-------- Record set

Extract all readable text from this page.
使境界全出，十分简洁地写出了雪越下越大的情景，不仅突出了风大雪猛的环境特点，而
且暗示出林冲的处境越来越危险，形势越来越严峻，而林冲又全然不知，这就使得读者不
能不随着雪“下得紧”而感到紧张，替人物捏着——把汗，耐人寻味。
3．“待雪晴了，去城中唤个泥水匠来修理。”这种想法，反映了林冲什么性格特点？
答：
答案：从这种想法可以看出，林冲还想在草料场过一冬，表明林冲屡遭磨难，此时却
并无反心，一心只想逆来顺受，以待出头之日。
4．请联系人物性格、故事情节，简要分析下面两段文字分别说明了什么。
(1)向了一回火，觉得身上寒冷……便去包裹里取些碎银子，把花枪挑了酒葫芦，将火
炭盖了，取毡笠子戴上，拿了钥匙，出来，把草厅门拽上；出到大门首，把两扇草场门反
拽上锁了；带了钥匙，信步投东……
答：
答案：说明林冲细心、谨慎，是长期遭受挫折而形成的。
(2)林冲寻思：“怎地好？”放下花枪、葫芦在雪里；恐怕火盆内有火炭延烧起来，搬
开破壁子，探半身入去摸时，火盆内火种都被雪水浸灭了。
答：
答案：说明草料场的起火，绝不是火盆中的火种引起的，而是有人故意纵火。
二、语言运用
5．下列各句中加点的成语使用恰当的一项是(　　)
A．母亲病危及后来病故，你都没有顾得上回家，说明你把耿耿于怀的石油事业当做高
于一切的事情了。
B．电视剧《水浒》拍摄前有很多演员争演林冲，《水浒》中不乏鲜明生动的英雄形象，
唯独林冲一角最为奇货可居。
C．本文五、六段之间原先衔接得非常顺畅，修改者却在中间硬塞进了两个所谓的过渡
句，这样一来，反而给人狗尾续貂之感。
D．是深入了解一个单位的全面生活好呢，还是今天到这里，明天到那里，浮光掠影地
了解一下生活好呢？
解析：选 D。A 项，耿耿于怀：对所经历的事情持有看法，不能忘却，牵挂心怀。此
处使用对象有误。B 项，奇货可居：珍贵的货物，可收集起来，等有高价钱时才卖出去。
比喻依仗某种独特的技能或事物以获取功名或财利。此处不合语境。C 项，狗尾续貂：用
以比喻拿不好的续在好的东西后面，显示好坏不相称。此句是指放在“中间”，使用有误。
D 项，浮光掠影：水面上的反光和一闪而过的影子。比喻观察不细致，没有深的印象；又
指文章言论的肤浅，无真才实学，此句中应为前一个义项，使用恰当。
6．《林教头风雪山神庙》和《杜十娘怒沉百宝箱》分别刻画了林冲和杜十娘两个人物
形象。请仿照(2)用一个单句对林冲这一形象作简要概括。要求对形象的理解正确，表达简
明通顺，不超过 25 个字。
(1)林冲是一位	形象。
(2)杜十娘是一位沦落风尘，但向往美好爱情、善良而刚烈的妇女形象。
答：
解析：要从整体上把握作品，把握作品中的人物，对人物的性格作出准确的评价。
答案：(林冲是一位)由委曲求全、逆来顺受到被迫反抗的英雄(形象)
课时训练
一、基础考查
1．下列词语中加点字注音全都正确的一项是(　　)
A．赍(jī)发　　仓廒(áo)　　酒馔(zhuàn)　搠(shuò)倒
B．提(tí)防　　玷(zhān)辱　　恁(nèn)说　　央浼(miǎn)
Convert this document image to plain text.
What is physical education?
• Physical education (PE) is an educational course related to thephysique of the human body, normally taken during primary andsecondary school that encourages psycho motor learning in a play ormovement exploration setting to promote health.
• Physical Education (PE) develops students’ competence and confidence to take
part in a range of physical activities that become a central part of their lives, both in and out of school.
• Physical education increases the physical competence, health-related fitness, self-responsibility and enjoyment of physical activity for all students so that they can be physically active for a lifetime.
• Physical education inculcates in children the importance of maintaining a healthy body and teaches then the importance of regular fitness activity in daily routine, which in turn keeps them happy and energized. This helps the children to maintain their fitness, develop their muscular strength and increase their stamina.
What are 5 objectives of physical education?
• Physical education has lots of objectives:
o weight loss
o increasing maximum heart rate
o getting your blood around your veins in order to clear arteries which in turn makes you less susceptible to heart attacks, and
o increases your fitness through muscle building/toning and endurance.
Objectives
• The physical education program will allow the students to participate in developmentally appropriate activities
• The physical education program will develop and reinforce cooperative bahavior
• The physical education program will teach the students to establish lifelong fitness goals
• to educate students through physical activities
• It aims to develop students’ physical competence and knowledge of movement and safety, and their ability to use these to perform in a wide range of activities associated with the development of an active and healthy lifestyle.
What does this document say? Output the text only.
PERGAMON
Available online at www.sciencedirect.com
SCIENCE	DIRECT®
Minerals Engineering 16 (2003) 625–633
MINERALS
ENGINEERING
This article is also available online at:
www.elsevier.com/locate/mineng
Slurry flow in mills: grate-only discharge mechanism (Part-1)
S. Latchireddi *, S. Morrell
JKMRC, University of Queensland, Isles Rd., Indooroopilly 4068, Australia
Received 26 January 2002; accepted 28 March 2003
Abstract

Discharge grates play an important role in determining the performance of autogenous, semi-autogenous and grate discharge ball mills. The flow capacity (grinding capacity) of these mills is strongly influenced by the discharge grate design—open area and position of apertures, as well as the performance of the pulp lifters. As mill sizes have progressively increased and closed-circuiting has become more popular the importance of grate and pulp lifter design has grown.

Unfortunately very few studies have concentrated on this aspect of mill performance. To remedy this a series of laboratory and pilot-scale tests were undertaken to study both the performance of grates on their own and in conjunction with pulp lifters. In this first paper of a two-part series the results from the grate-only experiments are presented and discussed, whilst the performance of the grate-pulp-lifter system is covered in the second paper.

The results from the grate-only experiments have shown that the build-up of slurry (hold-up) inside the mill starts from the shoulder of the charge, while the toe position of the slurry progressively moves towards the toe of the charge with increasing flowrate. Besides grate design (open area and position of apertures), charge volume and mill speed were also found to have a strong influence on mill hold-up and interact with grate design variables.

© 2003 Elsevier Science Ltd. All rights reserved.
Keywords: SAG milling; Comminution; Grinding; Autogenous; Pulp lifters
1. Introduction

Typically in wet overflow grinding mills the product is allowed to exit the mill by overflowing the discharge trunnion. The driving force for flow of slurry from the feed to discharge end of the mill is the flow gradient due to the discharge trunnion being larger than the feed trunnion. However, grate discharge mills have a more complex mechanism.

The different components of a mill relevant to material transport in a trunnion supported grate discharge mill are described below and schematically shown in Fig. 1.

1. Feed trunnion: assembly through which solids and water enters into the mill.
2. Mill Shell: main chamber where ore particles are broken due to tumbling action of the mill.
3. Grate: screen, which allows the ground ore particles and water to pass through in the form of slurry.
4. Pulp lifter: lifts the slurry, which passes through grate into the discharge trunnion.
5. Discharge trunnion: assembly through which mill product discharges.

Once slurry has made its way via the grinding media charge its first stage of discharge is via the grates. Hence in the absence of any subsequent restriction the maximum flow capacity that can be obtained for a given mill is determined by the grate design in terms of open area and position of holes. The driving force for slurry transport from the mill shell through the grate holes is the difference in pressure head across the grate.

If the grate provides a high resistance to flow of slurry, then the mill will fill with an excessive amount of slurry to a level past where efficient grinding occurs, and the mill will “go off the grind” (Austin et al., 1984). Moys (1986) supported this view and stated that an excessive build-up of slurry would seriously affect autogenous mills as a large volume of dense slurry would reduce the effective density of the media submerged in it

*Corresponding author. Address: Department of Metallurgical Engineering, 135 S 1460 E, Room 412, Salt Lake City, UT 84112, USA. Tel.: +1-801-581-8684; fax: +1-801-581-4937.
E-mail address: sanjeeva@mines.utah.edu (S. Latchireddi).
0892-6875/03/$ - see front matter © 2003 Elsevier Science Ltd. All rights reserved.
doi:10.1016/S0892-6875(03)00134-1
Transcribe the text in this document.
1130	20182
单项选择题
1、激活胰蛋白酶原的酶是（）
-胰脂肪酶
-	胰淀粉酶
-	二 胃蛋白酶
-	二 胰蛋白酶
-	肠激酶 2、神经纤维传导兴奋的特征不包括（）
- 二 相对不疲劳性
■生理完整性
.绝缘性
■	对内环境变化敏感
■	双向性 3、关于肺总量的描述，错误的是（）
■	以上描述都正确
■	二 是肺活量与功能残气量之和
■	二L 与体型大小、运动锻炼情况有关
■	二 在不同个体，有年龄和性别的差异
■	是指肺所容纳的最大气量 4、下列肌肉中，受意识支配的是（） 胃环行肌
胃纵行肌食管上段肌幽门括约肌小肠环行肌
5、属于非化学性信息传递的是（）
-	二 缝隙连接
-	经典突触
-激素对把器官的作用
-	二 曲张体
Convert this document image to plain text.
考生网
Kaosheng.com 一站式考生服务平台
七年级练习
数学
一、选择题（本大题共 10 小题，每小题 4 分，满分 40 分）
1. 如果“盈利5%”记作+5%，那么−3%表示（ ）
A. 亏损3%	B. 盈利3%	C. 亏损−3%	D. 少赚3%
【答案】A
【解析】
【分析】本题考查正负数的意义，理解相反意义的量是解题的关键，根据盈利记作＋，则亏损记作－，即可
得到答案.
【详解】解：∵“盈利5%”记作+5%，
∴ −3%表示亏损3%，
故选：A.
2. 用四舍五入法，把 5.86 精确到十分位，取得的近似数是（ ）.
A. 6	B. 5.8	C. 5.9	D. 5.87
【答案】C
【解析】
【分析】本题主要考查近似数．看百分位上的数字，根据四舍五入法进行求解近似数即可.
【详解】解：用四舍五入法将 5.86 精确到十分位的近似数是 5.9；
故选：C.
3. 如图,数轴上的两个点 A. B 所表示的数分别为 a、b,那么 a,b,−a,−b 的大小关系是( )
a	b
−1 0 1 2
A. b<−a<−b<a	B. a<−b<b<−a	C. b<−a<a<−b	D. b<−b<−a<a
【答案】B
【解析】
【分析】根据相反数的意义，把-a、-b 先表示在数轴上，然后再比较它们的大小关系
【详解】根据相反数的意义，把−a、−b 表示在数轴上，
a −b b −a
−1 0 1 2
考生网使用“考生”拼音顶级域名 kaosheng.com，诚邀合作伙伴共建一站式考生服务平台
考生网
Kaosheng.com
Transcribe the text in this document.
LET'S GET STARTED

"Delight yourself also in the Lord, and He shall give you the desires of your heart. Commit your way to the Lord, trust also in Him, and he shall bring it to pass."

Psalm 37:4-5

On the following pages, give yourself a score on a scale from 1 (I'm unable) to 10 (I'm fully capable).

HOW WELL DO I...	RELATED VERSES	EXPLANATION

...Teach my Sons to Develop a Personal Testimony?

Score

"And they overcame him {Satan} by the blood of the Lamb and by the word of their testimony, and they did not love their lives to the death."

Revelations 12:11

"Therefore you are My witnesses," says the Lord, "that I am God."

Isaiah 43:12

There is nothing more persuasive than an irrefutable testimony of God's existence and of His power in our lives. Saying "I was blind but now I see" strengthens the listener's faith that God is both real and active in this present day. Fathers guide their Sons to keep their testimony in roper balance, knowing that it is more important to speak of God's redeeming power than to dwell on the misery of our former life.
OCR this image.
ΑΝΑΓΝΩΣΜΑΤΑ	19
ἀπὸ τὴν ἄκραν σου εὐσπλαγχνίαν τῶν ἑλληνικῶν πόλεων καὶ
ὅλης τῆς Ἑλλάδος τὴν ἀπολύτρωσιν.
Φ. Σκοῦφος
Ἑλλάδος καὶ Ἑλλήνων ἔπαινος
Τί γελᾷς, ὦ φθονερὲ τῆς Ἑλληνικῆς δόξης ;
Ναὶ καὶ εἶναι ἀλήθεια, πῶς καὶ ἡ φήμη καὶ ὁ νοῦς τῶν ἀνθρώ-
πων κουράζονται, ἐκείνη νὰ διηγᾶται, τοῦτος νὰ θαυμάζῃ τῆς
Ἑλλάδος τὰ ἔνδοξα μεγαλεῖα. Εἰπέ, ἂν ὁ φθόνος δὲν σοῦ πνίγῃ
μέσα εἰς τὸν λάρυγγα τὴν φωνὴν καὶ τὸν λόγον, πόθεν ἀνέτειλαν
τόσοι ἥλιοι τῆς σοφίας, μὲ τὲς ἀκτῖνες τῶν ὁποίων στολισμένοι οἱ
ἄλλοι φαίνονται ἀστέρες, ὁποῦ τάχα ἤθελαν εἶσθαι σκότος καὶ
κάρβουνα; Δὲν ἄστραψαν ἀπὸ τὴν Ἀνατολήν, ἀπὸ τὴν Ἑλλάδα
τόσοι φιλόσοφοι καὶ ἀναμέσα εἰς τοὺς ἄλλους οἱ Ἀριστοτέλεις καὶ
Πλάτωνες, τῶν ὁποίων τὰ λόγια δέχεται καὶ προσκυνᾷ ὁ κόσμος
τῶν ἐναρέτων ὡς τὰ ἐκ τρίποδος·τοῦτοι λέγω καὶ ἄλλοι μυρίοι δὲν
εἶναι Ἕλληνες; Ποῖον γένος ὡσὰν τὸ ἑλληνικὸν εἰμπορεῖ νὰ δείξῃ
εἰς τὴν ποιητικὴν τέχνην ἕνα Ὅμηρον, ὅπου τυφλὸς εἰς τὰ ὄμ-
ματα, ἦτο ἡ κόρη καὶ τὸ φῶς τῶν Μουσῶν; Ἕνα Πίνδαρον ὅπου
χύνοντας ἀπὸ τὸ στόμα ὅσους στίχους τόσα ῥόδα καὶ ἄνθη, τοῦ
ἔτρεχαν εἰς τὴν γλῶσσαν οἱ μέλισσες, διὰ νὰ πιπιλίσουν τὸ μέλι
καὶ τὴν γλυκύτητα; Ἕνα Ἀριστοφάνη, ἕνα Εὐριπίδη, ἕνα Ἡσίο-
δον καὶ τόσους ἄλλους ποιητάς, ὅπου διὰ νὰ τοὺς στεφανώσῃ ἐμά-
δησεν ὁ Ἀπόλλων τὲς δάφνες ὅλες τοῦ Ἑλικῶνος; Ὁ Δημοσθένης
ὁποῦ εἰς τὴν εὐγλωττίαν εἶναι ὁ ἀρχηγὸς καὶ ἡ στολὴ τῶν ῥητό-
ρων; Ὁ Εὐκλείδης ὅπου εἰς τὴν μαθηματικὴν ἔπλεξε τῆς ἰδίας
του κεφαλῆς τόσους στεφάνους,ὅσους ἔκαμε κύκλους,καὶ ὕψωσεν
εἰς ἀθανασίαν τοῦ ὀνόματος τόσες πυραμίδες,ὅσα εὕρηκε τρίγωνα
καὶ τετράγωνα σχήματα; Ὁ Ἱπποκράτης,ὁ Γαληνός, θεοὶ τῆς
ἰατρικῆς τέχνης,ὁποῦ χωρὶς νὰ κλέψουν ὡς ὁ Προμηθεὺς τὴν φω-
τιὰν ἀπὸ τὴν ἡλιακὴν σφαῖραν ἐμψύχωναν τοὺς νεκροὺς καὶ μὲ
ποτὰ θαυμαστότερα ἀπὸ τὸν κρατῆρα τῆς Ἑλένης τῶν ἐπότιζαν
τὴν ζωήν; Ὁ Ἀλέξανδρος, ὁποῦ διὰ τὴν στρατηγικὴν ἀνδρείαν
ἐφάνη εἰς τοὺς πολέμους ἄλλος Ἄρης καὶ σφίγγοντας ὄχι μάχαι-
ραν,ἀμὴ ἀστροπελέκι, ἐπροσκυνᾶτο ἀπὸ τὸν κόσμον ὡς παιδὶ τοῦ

----------------

# Problem to solve:
Look above for lines with the word "become" and copy them all.

# Completed exercise:
part in a range of physical activities that become a central part of their lives, both in and out of school.
Discharge grates play an important role in determining the performance of autogenous, semi-autogenous and grate discharge ball mills. The flow capacity (grinding capacity) of these mills is strongly influenced by the discharge grate design—open area and position of apertures, as well as the performance of the pulp lifters. As mill sizes have progressively increased and closed-circuiting has become more popular the importance of grate and pulp lifter design has grown.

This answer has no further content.